» **Directive**
Which lines of the records contain "SRMTID"? Collect every one of them.

[Items from a dataset]
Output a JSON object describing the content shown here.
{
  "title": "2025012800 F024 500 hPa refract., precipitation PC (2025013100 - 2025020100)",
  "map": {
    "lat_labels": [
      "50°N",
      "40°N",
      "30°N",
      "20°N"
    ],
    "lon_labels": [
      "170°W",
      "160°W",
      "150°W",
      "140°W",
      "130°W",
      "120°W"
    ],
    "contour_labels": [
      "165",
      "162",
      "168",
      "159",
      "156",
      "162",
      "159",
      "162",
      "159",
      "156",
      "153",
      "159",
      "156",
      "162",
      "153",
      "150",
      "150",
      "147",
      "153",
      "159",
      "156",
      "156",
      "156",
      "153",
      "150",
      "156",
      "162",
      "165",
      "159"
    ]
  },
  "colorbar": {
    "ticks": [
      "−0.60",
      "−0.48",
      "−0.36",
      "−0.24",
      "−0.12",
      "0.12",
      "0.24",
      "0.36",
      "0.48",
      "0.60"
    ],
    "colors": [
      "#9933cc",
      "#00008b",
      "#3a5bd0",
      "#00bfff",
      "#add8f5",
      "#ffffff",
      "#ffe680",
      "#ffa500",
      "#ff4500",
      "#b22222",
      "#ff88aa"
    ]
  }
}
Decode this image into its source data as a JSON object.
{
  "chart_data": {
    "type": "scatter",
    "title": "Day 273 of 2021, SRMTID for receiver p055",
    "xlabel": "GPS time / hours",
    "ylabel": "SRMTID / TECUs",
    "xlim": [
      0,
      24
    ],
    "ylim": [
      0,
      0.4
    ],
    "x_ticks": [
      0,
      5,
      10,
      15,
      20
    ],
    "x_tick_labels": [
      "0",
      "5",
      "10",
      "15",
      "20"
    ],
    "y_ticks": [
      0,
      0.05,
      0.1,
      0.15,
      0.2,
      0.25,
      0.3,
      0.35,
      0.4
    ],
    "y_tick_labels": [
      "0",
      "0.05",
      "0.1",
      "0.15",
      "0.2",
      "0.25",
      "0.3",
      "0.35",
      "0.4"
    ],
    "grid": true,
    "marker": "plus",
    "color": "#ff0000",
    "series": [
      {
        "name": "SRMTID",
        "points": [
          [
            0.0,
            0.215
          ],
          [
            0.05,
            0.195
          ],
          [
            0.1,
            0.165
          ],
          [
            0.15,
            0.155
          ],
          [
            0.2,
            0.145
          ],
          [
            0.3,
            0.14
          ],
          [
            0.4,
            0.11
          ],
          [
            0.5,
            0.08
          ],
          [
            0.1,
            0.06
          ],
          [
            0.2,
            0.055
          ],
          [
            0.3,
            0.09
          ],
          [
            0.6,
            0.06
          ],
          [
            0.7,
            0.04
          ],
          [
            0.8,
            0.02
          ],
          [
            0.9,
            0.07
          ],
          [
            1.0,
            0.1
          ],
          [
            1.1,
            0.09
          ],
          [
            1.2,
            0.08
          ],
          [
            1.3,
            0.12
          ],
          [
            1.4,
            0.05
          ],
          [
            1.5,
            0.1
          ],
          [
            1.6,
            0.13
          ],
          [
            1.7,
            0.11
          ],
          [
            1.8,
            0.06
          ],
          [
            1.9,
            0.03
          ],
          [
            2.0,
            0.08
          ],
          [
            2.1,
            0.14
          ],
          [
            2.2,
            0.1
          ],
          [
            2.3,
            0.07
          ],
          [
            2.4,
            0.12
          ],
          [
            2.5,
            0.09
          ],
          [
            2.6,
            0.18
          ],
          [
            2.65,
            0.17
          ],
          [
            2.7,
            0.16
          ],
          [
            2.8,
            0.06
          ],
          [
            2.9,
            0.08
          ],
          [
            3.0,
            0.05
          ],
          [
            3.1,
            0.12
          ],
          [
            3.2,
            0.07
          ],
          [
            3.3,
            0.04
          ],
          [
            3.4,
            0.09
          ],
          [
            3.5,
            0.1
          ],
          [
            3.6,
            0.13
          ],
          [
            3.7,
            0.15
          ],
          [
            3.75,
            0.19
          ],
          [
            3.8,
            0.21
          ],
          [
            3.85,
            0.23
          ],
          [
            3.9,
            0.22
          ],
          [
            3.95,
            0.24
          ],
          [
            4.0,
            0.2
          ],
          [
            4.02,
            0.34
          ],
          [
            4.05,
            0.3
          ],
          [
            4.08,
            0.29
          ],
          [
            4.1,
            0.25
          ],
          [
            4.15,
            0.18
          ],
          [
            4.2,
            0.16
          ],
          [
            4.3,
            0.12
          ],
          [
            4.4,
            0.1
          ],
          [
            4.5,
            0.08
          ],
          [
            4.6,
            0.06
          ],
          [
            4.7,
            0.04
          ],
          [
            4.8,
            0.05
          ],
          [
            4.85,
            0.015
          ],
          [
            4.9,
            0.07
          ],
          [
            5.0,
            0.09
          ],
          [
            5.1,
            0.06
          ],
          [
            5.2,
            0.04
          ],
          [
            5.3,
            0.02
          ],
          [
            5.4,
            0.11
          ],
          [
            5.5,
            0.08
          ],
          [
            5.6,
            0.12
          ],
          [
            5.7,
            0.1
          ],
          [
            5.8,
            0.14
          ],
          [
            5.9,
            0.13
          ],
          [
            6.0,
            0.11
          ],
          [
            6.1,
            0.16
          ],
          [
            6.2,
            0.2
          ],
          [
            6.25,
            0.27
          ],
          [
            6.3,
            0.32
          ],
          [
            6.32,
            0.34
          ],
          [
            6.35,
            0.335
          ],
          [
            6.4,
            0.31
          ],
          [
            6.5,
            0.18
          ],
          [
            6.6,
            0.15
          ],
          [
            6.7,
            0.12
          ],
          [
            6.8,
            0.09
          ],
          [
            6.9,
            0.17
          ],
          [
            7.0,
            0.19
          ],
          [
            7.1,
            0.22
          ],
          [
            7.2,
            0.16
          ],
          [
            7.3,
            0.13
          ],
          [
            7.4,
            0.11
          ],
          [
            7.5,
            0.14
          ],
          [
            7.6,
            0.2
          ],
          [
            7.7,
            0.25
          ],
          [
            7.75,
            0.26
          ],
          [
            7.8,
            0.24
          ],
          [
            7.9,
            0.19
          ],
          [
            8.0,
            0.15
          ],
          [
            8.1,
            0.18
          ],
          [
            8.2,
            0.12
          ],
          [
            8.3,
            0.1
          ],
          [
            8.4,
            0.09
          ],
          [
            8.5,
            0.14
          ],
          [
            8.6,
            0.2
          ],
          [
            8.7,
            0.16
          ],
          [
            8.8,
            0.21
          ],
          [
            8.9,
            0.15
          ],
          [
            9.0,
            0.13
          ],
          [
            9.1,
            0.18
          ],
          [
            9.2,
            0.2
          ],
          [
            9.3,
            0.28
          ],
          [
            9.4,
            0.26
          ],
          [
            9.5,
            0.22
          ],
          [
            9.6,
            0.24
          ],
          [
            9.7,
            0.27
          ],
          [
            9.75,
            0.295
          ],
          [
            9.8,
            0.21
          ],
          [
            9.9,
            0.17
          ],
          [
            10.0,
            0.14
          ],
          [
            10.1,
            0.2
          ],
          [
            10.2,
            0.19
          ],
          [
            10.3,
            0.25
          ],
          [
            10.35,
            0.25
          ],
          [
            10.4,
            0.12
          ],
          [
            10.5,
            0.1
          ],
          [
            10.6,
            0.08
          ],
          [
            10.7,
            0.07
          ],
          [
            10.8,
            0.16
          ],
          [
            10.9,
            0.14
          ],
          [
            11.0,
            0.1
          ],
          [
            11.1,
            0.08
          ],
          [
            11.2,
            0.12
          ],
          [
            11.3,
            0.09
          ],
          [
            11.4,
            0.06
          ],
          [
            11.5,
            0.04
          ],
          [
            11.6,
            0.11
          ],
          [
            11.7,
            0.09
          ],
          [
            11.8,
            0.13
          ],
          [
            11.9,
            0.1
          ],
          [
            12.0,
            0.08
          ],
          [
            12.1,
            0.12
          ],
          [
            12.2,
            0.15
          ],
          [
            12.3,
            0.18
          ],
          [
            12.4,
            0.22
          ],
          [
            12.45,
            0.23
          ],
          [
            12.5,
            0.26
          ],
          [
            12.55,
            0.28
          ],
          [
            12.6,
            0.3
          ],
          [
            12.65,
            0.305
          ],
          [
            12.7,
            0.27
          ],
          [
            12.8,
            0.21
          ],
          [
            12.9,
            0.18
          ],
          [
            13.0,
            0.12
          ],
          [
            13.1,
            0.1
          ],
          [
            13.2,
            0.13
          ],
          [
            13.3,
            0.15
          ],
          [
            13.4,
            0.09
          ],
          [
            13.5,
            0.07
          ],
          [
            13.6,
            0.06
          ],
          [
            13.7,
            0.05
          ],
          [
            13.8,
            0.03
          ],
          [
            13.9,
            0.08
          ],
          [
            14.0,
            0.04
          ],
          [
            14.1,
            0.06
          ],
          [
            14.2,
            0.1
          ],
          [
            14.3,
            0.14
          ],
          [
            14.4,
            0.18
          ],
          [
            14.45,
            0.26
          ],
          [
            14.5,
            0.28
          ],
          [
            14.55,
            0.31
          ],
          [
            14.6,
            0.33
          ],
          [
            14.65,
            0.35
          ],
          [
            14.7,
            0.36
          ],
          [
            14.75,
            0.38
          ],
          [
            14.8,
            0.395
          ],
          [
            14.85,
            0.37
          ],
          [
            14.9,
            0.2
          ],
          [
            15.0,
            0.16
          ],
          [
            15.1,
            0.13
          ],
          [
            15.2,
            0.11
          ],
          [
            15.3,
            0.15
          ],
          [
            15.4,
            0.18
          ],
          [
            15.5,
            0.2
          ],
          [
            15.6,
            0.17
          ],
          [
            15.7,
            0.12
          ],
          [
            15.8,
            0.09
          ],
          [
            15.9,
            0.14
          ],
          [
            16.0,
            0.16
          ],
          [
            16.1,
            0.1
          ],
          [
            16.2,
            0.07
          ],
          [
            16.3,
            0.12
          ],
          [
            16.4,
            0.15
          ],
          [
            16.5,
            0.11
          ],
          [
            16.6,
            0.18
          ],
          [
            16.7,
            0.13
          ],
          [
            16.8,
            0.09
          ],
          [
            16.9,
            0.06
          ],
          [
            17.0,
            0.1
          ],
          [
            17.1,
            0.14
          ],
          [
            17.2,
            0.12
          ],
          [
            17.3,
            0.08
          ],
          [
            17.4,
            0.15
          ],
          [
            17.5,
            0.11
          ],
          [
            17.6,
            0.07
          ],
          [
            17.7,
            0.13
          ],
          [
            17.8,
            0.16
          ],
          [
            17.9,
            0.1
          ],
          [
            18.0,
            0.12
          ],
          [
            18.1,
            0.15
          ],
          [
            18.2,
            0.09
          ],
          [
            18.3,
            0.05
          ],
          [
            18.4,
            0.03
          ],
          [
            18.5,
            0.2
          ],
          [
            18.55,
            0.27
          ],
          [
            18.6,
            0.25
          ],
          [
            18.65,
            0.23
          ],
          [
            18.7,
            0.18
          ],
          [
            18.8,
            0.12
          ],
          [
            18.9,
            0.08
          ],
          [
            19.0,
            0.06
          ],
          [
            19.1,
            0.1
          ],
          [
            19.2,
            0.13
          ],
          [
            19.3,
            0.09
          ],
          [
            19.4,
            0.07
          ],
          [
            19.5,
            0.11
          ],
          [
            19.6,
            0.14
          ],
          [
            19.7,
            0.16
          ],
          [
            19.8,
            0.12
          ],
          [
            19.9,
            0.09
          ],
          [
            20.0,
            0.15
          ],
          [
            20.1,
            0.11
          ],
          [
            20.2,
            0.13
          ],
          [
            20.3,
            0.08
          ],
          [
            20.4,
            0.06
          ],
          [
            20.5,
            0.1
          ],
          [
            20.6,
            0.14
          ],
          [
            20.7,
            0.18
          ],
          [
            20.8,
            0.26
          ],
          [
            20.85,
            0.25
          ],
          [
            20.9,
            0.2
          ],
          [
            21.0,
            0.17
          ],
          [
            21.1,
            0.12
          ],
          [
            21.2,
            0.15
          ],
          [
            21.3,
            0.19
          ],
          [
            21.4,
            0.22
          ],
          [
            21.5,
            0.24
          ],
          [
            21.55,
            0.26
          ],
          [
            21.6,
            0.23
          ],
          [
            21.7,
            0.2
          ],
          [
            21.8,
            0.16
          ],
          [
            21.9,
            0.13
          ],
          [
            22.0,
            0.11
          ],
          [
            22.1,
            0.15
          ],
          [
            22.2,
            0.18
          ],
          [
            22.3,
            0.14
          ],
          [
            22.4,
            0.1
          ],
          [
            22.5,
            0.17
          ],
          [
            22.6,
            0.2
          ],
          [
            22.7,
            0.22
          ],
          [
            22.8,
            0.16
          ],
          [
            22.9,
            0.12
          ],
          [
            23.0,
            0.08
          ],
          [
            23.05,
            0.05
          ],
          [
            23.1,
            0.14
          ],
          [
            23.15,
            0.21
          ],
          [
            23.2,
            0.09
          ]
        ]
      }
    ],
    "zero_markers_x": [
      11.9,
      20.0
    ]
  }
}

» **Exercise output**
    "title": "Day 273 of 2021, SRMTID for receiver p055",
    "ylabel": "SRMTID / TECUs",
        "name": "SRMTID",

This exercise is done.